▶

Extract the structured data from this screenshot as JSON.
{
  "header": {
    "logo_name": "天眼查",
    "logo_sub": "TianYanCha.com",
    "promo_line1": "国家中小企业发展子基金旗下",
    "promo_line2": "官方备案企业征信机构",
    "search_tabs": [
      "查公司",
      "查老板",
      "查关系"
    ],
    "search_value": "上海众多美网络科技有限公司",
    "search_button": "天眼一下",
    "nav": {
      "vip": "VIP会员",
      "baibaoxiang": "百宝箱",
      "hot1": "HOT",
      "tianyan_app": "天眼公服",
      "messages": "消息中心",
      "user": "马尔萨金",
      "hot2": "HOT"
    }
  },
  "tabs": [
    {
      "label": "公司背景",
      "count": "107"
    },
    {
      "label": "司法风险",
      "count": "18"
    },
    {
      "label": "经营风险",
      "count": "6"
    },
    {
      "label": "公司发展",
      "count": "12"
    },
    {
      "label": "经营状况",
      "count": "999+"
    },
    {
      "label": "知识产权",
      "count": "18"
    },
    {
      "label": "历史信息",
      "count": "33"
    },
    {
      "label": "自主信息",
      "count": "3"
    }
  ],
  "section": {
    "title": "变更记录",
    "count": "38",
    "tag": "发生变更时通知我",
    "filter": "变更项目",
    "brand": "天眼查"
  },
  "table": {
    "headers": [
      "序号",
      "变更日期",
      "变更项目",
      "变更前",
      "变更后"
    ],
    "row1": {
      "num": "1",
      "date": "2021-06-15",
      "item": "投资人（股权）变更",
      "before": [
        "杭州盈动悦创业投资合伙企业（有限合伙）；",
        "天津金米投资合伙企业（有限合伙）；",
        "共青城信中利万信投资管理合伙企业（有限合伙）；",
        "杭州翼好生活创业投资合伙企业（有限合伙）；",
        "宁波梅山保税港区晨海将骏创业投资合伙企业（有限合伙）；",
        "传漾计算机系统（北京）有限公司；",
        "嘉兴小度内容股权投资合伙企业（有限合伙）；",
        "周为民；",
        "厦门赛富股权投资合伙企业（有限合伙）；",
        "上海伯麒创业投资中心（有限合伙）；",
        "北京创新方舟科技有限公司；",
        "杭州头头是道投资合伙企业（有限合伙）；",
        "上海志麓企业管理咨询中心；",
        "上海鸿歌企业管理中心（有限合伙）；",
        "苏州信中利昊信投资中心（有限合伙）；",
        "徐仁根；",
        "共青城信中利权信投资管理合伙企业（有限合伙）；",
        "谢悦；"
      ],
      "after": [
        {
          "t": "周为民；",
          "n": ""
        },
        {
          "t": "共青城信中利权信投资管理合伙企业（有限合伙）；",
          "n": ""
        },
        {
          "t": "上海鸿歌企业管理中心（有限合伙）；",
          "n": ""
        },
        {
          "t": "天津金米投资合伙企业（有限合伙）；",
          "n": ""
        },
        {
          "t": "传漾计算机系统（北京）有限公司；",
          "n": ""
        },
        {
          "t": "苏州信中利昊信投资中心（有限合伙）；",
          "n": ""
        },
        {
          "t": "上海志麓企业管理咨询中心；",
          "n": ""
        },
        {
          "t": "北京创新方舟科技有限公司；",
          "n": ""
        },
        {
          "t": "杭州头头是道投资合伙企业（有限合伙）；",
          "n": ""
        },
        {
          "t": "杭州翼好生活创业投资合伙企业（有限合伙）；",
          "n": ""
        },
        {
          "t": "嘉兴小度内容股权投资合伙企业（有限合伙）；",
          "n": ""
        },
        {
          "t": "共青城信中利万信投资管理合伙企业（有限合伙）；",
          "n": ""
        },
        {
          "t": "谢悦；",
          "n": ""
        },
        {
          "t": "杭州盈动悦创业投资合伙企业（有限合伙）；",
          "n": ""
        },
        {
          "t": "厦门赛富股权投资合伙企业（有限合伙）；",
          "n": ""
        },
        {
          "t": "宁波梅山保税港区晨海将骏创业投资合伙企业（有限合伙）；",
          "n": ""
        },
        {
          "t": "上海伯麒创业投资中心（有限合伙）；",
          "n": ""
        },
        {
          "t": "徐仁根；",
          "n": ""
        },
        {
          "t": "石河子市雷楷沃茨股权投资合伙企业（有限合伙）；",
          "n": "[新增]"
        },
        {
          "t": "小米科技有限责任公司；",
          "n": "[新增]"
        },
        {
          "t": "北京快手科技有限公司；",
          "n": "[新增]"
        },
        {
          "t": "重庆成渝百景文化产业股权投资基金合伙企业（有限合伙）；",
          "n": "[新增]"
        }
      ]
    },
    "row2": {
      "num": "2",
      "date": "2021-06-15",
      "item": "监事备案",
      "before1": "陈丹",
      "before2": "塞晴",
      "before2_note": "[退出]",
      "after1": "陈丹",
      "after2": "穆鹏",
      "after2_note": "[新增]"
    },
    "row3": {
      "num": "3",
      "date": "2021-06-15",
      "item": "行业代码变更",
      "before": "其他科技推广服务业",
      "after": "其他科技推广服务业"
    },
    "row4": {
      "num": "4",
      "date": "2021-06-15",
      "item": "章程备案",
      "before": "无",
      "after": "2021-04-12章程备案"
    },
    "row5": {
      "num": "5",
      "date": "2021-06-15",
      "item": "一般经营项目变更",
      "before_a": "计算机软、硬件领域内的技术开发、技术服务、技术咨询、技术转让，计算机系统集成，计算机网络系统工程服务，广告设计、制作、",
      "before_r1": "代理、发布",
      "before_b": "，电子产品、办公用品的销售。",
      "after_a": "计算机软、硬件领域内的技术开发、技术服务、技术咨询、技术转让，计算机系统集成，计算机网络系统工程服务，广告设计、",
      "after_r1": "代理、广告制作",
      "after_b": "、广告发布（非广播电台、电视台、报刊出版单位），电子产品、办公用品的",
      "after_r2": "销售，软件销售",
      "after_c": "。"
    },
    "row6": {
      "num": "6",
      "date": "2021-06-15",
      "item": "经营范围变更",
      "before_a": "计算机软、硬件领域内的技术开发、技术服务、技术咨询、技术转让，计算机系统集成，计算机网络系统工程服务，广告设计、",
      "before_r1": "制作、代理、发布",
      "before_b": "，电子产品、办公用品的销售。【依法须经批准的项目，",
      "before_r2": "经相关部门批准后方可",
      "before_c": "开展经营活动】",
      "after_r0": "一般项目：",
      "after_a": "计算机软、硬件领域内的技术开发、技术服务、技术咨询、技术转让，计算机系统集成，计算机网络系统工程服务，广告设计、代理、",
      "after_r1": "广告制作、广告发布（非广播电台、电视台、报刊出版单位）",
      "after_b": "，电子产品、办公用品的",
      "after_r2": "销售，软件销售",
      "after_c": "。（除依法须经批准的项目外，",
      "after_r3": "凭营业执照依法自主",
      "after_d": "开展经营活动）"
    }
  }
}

◀

◆ REQUIRED WORK: Reproduce the records in full, exactly as written.

◆ FULL OUTPUT:
Extract the structured data from this screenshot as JSON.
{
  "header": {
    "logo_name": "天眼查",
    "logo_sub": "TianYanCha.com",
    "promo_line1": "国家中小企业发展子基金旗下",
    "promo_line2": "官方备案企业征信机构",
    "search_tabs": [
      "查公司",
      "查老板",
      "查关系"
    ],
    "search_value": "上海众多美网络科技有限公司",
    "search_button": "天眼一下",
    "nav": {
      "vip": "VIP会员",
      "baibaoxiang": "百宝箱",
      "hot1": "HOT",
      "tianyan_app": "天眼公服",
      "messages": "消息中心",
      "user": "马尔萨金",
      "hot2": "HOT"
    }
  },
  "tabs": [
    {
      "label": "公司背景",
      "count": "107"
    },
    {
      "label": "司法风险",
      "count": "18"
    },
    {
      "label": "经营风险",
      "count": "6"
    },
    {
      "label": "公司发展",
      "count": "12"
    },
    {
      "label": "经营状况",
      "count": "999+"
    },
    {
      "label": "知识产权",
      "count": "18"
    },
    {
      "label": "历史信息",
      "count": "33"
    },
    {
      "label": "自主信息",
      "count": "3"
    }
  ],
  "section": {
    "title": "变更记录",
    "count": "38",
    "tag": "发生变更时通知我",
    "filter": "变更项目",
    "brand": "天眼查"
  },
  "table": {
    "headers": [
      "序号",
      "变更日期",
      "变更项目",
      "变更前",
      "变更后"
    ],
    "row1": {
      "num": "1",
      "date": "2021-06-15",
      "item": "投资人（股权）变更",
      "before": [
        "杭州盈动悦创业投资合伙企业（有限合伙）；",
        "天津金米投资合伙企业（有限合伙）；",
        "共青城信中利万信投资管理合伙企业（有限合伙）；",
        "杭州翼好生活创业投资合伙企业（有限合伙）；",
        "宁波梅山保税港区晨海将骏创业投资合伙企业（有限合伙）；",
        "传漾计算机系统（北京）有限公司；",
        "嘉兴小度内容股权投资合伙企业（有限合伙）；",
        "周为民；",
        "厦门赛富股权投资合伙企业（有限合伙）；",
        "上海伯麒创业投资中心（有限合伙）；",
        "北京创新方舟科技有限公司；",
        "杭州头头是道投资合伙企业（有限合伙）；",
        "上海志麓企业管理咨询中心；",
        "上海鸿歌企业管理中心（有限合伙）；",
        "苏州信中利昊信投资中心（有限合伙）；",
        "徐仁根；",
        "共青城信中利权信投资管理合伙企业（有限合伙）；",
        "谢悦；"
      ],
      "after": [
        {
          "t": "周为民；",
          "n": ""
        },
        {
          "t": "共青城信中利权信投资管理合伙企业（有限合伙）；",
          "n": ""
        },
        {
          "t": "上海鸿歌企业管理中心（有限合伙）；",
          "n": ""
        },
        {
          "t": "天津金米投资合伙企业（有限合伙）；",
          "n": ""
        },
        {
          "t": "传漾计算机系统（北京）有限公司；",
          "n": ""
        },
        {
          "t": "苏州信中利昊信投资中心（有限合伙）；",
          "n": ""
        },
        {
          "t": "上海志麓企业管理咨询中心；",
          "n": ""
        },
        {
          "t": "北京创新方舟科技有限公司；",
          "n": ""
        },
        {
          "t": "杭州头头是道投资合伙企业（有限合伙）；",
          "n": ""
        },
        {
          "t": "杭州翼好生活创业投资合伙企业（有限合伙）；",
          "n": ""
        },
        {
          "t": "嘉兴小度内容股权投资合伙企业（有限合伙）；",
          "n": ""
        },
        {
          "t": "共青城信中利万信投资管理合伙企业（有限合伙）；",
          "n": ""
        },
        {
          "t": "谢悦；",
          "n": ""
        },
        {
          "t": "杭州盈动悦创业投资合伙企业（有限合伙）；",
          "n": ""
        },
        {
          "t": "厦门赛富股权投资合伙企业（有限合伙）；",
          "n": ""
        },
        {
          "t": "宁波梅山保税港区晨海将骏创业投资合伙企业（有限合伙）；",
          "n": ""
        },
        {
          "t": "上海伯麒创业投资中心（有限合伙）；",
          "n": ""
        },
        {
          "t": "徐仁根；",
          "n": ""
        },
        {
          "t": "石河子市雷楷沃茨股权投资合伙企业（有限合伙）；",
          "n": "[新增]"
        },
        {
          "t": "小米科技有限责任公司；",
          "n": "[新增]"
        },
        {
          "t": "北京快手科技有限公司；",
          "n": "[新增]"
        },
        {
          "t": "重庆成渝百景文化产业股权投资基金合伙企业（有限合伙）；",
          "n": "[新增]"
        }
      ]
    },
    "row2": {
      "num": "2",
      "date": "2021-06-15",
      "item": "监事备案",
      "before1": "陈丹",
      "before2": "塞晴",
      "before2_note": "[退出]",
      "after1": "陈丹",
      "after2": "穆鹏",
      "after2_note": "[新增]"
    },
    "row3": {
      "num": "3",
      "date": "2021-06-15",
      "item": "行业代码变更",
      "before": "其他科技推广服务业",
      "after": "其他科技推广服务业"
    },
    "row4": {
      "num": "4",
      "date": "2021-06-15",
      "item": "章程备案",
      "before": "无",
      "after": "2021-04-12章程备案"
    },
    "row5": {
      "num": "5",
      "date": "2021-06-15",
      "item": "一般经营项目变更",
      "before_a": "计算机软、硬件领域内的技术开发、技术服务、技术咨询、技术转让，计算机系统集成，计算机网络系统工程服务，广告设计、制作、",
      "before_r1": "代理、发布",
      "before_b": "，电子产品、办公用品的销售。",
      "after_a": "计算机软、硬件领域内的技术开发、技术服务、技术咨询、技术转让，计算机系统集成，计算机网络系统工程服务，广告设计、",
      "after_r1": "代理、广告制作",
      "after_b": "、广告发布（非广播电台、电视台、报刊出版单位），电子产品、办公用品的",
      "after_r2": "销售，软件销售",
      "after_c": "。"
    },
    "row6": {
      "num": "6",
      "date": "2021-06-15",
      "item": "经营范围变更",
      "before_a": "计算机软、硬件领域内的技术开发、技术服务、技术咨询、技术转让，计算机系统集成，计算机网络系统工程服务，广告设计、",
      "before_r1": "制作、代理、发布",
      "before_b": "，电子产品、办公用品的销售。【依法须经批准的项目，",
      "before_r2": "经相关部门批准后方可",
      "before_c": "开展经营活动】",
      "after_r0": "一般项目：",
      "after_a": "计算机软、硬件领域内的技术开发、技术服务、技术咨询、技术转让，计算机系统集成，计算机网络系统工程服务，广告设计、代理、",
      "after_r1": "广告制作、广告发布（非广播电台、电视台、报刊出版单位）",
      "after_b": "，电子产品、办公用品的",
      "after_r2": "销售，软件销售",
      "after_c": "。（除依法须经批准的项目外，",
      "after_r3": "凭营业执照依法自主",
      "after_d": "开展经营活动）"
    }
  }
}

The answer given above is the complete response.